The task: From the entries below, copy out every line with "шашки" in it.
** Start Information shown **
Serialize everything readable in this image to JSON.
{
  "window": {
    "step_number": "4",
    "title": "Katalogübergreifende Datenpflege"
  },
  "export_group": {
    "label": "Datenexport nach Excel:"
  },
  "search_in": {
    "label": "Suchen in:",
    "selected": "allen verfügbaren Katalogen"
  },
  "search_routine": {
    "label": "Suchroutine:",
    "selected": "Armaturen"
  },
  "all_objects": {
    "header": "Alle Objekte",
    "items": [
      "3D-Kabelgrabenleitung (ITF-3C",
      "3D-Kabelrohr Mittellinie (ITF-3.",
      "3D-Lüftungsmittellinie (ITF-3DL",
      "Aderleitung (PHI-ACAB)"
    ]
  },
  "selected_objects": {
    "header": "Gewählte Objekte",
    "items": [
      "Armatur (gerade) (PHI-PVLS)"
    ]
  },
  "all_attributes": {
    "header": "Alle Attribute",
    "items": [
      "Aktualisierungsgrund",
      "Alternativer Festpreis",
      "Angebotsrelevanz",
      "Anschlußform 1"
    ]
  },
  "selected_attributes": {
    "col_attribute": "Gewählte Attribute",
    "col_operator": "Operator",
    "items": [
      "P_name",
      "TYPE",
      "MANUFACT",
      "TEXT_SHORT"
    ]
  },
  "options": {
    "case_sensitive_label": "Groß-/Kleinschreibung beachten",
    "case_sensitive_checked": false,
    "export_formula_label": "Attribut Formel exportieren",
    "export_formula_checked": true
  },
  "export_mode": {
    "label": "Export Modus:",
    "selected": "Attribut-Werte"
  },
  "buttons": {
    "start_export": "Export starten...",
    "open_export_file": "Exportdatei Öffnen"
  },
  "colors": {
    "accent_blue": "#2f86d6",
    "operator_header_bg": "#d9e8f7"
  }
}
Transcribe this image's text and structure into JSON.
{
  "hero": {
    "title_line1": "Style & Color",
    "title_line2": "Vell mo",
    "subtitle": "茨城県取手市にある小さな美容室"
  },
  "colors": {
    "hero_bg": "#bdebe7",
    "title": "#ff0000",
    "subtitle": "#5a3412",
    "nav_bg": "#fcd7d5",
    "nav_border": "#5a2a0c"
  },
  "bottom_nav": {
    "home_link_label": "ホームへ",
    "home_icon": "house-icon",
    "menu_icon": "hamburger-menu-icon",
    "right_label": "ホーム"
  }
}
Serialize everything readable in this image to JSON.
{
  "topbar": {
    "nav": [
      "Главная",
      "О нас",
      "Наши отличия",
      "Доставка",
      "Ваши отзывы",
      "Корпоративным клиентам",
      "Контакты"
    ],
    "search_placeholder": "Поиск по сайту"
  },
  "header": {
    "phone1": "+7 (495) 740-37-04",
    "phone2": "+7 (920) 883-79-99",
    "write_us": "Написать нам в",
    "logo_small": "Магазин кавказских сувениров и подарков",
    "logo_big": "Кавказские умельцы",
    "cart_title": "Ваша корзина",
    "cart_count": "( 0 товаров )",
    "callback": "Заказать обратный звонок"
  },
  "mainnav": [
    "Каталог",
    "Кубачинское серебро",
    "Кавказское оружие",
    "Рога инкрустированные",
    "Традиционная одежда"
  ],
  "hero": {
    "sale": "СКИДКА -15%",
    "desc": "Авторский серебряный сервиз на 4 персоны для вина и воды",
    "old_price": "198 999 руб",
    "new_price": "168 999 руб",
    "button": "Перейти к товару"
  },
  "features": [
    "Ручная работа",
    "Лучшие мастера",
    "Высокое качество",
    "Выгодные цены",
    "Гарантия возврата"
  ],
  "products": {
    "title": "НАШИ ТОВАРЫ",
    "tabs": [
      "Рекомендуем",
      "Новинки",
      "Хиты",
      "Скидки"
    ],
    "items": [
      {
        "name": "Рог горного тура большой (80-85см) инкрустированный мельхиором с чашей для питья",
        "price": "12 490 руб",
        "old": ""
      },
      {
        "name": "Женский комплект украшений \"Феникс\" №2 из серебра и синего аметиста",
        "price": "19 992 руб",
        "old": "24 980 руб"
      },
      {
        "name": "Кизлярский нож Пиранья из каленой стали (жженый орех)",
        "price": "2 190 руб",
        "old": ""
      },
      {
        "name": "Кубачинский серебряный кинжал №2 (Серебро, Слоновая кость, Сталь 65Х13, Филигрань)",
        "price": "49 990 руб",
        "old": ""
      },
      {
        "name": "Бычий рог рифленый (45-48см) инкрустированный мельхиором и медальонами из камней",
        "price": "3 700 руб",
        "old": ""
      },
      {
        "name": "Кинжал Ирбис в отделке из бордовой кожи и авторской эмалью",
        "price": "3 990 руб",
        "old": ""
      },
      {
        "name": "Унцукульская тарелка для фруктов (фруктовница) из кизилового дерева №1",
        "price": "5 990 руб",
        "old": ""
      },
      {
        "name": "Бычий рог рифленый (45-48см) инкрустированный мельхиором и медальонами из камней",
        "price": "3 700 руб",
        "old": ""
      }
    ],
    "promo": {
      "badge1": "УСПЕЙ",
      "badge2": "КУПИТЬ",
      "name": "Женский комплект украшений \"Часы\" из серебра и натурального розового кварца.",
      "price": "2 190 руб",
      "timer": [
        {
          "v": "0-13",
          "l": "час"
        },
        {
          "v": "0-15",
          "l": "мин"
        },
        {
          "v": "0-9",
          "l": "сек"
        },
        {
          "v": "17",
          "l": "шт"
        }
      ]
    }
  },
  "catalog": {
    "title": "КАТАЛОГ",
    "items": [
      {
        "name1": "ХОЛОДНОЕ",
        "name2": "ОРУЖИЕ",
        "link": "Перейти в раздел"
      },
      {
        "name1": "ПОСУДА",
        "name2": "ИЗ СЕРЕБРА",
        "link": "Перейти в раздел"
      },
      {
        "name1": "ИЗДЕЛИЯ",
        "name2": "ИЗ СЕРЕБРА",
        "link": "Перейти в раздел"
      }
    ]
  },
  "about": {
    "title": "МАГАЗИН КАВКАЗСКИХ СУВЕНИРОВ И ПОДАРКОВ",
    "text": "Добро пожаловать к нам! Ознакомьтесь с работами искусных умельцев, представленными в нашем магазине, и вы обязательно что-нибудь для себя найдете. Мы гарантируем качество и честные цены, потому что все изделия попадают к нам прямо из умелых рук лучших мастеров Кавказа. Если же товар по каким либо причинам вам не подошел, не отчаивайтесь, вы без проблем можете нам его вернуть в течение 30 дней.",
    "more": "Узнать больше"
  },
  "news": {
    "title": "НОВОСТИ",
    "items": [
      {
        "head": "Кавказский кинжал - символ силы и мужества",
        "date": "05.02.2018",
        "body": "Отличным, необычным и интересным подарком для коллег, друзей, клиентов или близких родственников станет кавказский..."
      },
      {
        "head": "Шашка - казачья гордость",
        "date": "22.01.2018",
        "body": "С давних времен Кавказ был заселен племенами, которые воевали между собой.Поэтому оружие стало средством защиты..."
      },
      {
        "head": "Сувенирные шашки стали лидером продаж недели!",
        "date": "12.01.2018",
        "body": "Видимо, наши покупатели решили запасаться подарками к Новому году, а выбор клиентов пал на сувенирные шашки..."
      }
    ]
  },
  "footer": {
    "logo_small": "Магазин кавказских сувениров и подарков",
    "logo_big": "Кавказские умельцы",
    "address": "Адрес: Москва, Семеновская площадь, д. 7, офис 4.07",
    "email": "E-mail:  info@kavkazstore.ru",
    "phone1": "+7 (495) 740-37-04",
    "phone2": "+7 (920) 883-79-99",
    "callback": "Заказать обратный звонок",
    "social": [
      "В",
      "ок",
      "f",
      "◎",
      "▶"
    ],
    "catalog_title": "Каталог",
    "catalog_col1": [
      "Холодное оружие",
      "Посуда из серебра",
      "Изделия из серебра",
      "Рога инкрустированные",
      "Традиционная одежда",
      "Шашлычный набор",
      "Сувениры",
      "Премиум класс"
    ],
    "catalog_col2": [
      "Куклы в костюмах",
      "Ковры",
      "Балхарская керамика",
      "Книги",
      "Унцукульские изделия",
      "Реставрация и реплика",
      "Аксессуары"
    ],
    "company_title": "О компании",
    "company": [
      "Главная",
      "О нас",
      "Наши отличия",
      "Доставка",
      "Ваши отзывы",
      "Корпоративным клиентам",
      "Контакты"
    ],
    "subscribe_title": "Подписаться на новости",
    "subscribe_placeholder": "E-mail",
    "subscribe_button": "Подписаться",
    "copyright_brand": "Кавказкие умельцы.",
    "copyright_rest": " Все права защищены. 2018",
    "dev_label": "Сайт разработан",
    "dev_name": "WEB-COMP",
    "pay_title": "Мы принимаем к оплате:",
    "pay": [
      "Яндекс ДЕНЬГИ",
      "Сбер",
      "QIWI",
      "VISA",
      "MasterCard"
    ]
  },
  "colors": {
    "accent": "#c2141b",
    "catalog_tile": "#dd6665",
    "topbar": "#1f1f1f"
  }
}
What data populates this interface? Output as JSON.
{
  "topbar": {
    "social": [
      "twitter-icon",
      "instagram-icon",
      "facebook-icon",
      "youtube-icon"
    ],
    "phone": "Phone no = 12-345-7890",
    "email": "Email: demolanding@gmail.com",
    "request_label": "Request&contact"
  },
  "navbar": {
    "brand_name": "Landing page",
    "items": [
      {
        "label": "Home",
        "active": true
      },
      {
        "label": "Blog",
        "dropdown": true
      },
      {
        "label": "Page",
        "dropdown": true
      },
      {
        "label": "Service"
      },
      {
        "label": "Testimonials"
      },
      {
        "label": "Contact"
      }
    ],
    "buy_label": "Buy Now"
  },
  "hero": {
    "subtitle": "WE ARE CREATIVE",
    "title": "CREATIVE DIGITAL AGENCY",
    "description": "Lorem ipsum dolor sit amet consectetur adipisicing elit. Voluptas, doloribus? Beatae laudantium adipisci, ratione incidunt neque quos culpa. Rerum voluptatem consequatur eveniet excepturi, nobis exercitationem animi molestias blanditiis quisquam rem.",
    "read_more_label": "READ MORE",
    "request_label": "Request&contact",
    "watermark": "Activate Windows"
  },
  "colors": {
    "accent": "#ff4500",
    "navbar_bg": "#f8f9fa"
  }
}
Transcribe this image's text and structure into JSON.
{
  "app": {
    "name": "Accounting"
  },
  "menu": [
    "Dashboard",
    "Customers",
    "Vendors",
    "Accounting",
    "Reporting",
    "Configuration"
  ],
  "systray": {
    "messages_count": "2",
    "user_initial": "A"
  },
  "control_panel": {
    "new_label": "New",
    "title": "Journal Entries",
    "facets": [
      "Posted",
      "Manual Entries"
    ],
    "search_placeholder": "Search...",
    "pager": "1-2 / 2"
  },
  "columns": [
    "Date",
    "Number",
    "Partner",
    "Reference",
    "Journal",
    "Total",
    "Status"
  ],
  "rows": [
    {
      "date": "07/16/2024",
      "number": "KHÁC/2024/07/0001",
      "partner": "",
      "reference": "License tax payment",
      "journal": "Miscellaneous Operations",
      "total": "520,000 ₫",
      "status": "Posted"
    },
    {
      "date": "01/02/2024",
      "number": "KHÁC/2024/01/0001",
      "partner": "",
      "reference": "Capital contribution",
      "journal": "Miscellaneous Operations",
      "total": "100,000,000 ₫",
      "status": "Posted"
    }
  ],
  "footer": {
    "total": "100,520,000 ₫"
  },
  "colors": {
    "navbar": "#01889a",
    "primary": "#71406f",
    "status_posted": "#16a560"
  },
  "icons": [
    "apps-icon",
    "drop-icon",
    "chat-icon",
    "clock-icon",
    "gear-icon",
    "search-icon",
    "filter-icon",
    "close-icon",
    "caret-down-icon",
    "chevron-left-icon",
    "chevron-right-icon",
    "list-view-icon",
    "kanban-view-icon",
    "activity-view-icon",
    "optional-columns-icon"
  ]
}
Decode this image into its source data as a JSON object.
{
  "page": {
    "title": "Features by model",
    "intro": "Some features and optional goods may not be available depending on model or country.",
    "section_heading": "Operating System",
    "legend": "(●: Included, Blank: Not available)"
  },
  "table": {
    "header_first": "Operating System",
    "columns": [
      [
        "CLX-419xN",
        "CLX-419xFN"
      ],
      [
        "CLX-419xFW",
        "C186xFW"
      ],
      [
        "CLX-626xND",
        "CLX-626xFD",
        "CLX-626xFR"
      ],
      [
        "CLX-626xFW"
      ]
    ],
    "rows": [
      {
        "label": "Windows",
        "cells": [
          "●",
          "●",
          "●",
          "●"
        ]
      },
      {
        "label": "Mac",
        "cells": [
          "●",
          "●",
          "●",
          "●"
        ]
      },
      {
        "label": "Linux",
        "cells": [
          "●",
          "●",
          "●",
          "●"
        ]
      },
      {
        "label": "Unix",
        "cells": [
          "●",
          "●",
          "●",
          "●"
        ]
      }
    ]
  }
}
** End Information shown **
Response below:
        "head": "Сувенирные шашки стали лидером продаж недели!",
        "body": "Видимо, наши покупатели решили запасаться подарками к Новому году, а выбор клиентов пал на сувенирные шашки..."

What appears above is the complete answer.